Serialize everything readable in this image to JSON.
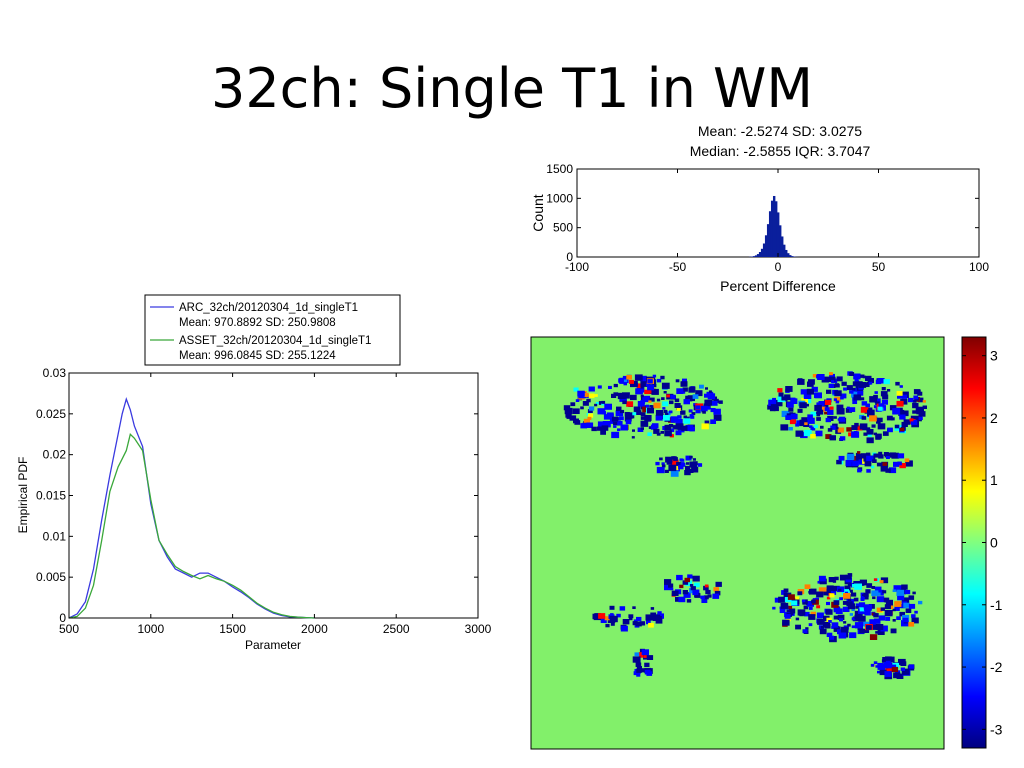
{
  "slide": {
    "title": "32ch: Single T1 in WM"
  },
  "chart_data": [
    {
      "type": "bar",
      "title": "Mean: -2.5274 SD: 3.0275",
      "subtitle": "Median: -2.5855 IQR: 3.7047",
      "xlabel": "Percent Difference",
      "ylabel": "Count",
      "xlim": [
        -100,
        100
      ],
      "ylim": [
        0,
        1500
      ],
      "xticks": [
        -100,
        -50,
        0,
        50,
        100
      ],
      "yticks": [
        0,
        500,
        1000,
        1500
      ],
      "bar_color": "#0a1f9c",
      "x": [
        -14,
        -13,
        -12,
        -11,
        -10,
        -9,
        -8,
        -7,
        -6,
        -5,
        -4,
        -3,
        -2,
        -1,
        0,
        1,
        2,
        3,
        4,
        5,
        6,
        7,
        8,
        9,
        10
      ],
      "values": [
        4,
        8,
        15,
        28,
        50,
        85,
        140,
        230,
        370,
        560,
        780,
        960,
        1040,
        950,
        760,
        540,
        350,
        210,
        120,
        65,
        32,
        15,
        7,
        3,
        1
      ]
    },
    {
      "type": "line",
      "xlabel": "Parameter",
      "ylabel": "Empirical PDF",
      "xlim": [
        500,
        3000
      ],
      "ylim": [
        0,
        0.03
      ],
      "xticks": [
        500,
        1000,
        1500,
        2000,
        2500,
        3000
      ],
      "yticks": [
        "0",
        "0.005",
        "0.01",
        "0.015",
        "0.02",
        "0.025",
        "0.03"
      ],
      "legend_position": "top",
      "series": [
        {
          "name": "ARC_32ch/20120304_1d_singleT1",
          "stats": "Mean: 970.8892 SD: 250.9808",
          "color": "#3a3ae0",
          "x": [
            500,
            550,
            600,
            650,
            700,
            750,
            800,
            825,
            850,
            875,
            900,
            950,
            1000,
            1050,
            1100,
            1150,
            1200,
            1250,
            1300,
            1350,
            1400,
            1450,
            1500,
            1550,
            1600,
            1650,
            1700,
            1750,
            1800,
            1850,
            1900,
            1950,
            2000
          ],
          "values": [
            0.0,
            0.0005,
            0.002,
            0.006,
            0.012,
            0.0175,
            0.0225,
            0.025,
            0.0268,
            0.0255,
            0.0235,
            0.021,
            0.014,
            0.0095,
            0.0075,
            0.006,
            0.0055,
            0.005,
            0.0055,
            0.0055,
            0.005,
            0.0045,
            0.0038,
            0.0032,
            0.0025,
            0.0017,
            0.0011,
            0.0006,
            0.0003,
            0.00015,
            0.0001,
            5e-05,
            0.0
          ]
        },
        {
          "name": "ASSET_32ch/20120304_1d_singleT1",
          "stats": "Mean: 996.0845 SD: 255.1224",
          "color": "#3aa83a",
          "x": [
            500,
            550,
            600,
            650,
            700,
            750,
            800,
            825,
            850,
            875,
            900,
            950,
            1000,
            1050,
            1100,
            1150,
            1200,
            1250,
            1300,
            1350,
            1400,
            1450,
            1500,
            1550,
            1600,
            1650,
            1700,
            1750,
            1800,
            1850,
            1900,
            1950,
            2000
          ],
          "values": [
            0.0,
            0.0002,
            0.0012,
            0.004,
            0.0095,
            0.0155,
            0.0185,
            0.0195,
            0.0205,
            0.0225,
            0.022,
            0.0205,
            0.0145,
            0.0095,
            0.0078,
            0.0063,
            0.0057,
            0.0052,
            0.0048,
            0.0052,
            0.0048,
            0.0045,
            0.004,
            0.0034,
            0.0026,
            0.0018,
            0.0012,
            0.0007,
            0.0004,
            0.0002,
            0.0001,
            5e-05,
            0.0
          ]
        }
      ]
    },
    {
      "type": "heatmap",
      "background_color": "#82f06a",
      "colorbar": {
        "ticks": [
          "3",
          "2",
          "1",
          "0",
          "-1",
          "-2",
          "-3"
        ],
        "range": [
          -3.3,
          3.3
        ],
        "colors": [
          "#800000",
          "#ff0000",
          "#ff8000",
          "#ffff00",
          "#80ff80",
          "#00ffff",
          "#0080ff",
          "#0000ff",
          "#000080"
        ]
      }
    }
  ]
}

- _What is expected_
From the entries above, list each line with "Mean" in it.

- _Solution_
      "title": "Mean: -2.5274 SD: 3.0275",
          "stats": "Mean: 970.8892 SD: 250.9808",
          "stats": "Mean: 996.0845 SD: 255.1224",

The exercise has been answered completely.